- **Text provided**
Plot telepathy
Uniquely conceived Gothika falls prey to convention
A psychiatrist has a strange, fiery encounter on a dark and stormy night and wakes up three days later to discover herself charged with murder and incarcerated in the institution where she was previously employed.
That has the makings of a provocative premise for a suspense thriller in the psycho-horror mode, even a patently preposterous one. But in Gothika, a starkly designed horror film with an attractive cast, that notion spins through an intriguing mixture of the psychoanalytic and the supernatural before sinking into a lamentably routine set of payoffs.
Halle Berry plays the psychiatrist ably enough, and director Mathieu Kassovitz (La Haine, Crimson Rivers) sets it all up in a semi-stylized night world that seems suspended somewhere between realism and fantasy. And it doesn’t hurt that Penelope Cruz plays one of the inmate patients, or that Robert Downey Jr. plays the psychiatrist’s most sympathetic colleague.
But screenwriter Sergio Gutierrez has loaded his tale up with so many twists and angles that very little of its best potential ever takes hold. Repressed memory and demonic possession hold all the promise this movie can handle, but Gutierrez and the producers insist on the murder mystery on top of that and a serial killer or two for good measure. It’s as if someone here, lacking confidence in the prime material, felt obliged to touch base with both The Sixth Sense and The Silence of the Lambs, overcompensating via Hollywood-voodoo.
Gothika is at its modest best in the humble span during which we are tantalized with the possibility that the doctors may be crazier than the patients. But once Dr. Grey (Berry) decides that the ghosts she sees are trying to point her toward the solutions to more than one murder mystery, the story jettisons its psychological heft and shrinks to routine crime-stopper moves. Cruz and Berry emerge from the wreckage so unscathed that you wonder if the ending of some other film somehow got tacked onto this one.
But without the spells cast by Kassovitz early on, maybe we would have paid more heed to the tell-tale signs of plot embarrassments—the man Dr. Grey is supposed to have murdered is her husband and boss (Charles S. Dutton), and the sheriff investigating the murder is the victim’s best friend. And besides, who could really put any faith in an asylum where Robert Downey Jr., bless his heart, is one of the doctors?

- **Task goal**
Answer these questions using the Gothika review.
1. How many days after the strange, fiery encounter does the psychiatrist wake up?
2. Which actor plays the psychiatrist's most sympathetic colleague?
3. Who wrote the screenplay?

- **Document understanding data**

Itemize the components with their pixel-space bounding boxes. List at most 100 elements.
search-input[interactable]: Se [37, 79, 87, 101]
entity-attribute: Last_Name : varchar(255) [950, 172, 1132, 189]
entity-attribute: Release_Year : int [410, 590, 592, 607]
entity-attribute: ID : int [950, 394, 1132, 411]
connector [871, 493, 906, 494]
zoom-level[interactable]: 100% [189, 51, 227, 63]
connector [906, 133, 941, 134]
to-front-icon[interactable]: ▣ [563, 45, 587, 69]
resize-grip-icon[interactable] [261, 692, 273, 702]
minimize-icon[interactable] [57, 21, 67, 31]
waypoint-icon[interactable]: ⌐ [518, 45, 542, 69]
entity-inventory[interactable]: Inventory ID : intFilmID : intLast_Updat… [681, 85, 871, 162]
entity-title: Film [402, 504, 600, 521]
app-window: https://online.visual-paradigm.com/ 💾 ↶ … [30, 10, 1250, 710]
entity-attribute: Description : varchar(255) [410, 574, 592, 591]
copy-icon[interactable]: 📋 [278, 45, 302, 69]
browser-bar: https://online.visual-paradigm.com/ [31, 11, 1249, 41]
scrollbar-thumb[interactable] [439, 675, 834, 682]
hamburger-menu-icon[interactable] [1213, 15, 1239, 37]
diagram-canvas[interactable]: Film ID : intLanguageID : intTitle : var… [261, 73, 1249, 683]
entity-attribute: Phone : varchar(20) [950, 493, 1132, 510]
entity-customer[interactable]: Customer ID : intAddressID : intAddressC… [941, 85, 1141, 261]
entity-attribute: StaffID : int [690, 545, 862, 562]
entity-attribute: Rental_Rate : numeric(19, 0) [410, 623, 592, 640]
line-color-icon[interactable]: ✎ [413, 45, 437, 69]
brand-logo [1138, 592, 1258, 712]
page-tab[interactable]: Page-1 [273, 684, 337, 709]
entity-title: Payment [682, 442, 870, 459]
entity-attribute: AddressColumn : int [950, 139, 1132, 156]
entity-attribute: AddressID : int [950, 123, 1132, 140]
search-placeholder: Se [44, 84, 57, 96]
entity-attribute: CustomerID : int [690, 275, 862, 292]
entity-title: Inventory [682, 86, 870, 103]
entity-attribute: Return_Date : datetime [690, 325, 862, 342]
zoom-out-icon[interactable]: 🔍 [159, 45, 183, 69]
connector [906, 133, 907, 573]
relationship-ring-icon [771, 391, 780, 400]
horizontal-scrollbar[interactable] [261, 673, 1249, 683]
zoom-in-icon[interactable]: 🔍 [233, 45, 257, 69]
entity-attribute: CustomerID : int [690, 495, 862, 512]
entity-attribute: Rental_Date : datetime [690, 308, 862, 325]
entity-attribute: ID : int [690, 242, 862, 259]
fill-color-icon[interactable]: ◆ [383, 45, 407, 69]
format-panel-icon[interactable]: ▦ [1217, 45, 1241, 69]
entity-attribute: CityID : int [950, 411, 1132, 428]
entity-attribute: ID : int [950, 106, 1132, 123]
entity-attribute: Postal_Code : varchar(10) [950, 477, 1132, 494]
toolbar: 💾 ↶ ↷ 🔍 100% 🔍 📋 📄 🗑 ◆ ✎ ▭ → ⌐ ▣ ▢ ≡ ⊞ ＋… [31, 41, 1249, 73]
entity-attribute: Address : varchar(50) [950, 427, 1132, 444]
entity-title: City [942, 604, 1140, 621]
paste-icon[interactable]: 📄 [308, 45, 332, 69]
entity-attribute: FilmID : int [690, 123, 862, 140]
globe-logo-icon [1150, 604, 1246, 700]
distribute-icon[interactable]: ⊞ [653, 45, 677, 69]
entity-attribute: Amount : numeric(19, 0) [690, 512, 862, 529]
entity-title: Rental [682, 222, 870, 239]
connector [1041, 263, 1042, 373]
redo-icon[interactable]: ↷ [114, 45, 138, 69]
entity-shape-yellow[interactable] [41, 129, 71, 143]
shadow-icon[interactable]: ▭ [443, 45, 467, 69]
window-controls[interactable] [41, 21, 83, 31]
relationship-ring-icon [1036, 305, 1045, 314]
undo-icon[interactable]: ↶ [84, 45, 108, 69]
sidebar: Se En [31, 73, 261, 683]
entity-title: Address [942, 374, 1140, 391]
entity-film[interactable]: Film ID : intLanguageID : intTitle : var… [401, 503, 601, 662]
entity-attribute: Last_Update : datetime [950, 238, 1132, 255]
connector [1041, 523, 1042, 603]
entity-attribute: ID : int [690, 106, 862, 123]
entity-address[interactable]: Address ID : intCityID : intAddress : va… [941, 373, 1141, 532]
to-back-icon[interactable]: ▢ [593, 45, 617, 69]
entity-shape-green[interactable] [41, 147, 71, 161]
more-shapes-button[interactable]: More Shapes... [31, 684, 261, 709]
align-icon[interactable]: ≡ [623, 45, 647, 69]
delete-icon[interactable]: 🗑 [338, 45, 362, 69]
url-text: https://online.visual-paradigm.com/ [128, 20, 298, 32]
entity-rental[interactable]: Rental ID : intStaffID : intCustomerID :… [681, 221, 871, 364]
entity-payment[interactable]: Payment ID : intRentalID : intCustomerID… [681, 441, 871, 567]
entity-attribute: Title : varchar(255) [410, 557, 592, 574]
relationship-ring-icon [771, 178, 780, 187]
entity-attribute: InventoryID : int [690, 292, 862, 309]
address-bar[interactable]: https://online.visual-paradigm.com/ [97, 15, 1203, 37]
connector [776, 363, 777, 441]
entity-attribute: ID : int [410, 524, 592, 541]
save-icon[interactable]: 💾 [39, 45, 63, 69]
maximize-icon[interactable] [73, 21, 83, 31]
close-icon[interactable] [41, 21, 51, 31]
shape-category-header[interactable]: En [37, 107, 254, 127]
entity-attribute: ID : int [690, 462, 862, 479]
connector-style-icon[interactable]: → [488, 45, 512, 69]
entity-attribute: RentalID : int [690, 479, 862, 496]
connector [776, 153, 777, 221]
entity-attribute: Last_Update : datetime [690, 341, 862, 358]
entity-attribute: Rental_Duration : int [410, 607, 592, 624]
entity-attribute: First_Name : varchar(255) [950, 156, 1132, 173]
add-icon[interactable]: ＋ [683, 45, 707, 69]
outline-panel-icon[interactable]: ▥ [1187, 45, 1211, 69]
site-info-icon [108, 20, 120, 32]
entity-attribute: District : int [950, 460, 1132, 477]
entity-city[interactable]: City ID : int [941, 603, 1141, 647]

- **Written answer**
1. Three days.
2. Robert Downey Jr.
3. Sergio Gutierrez.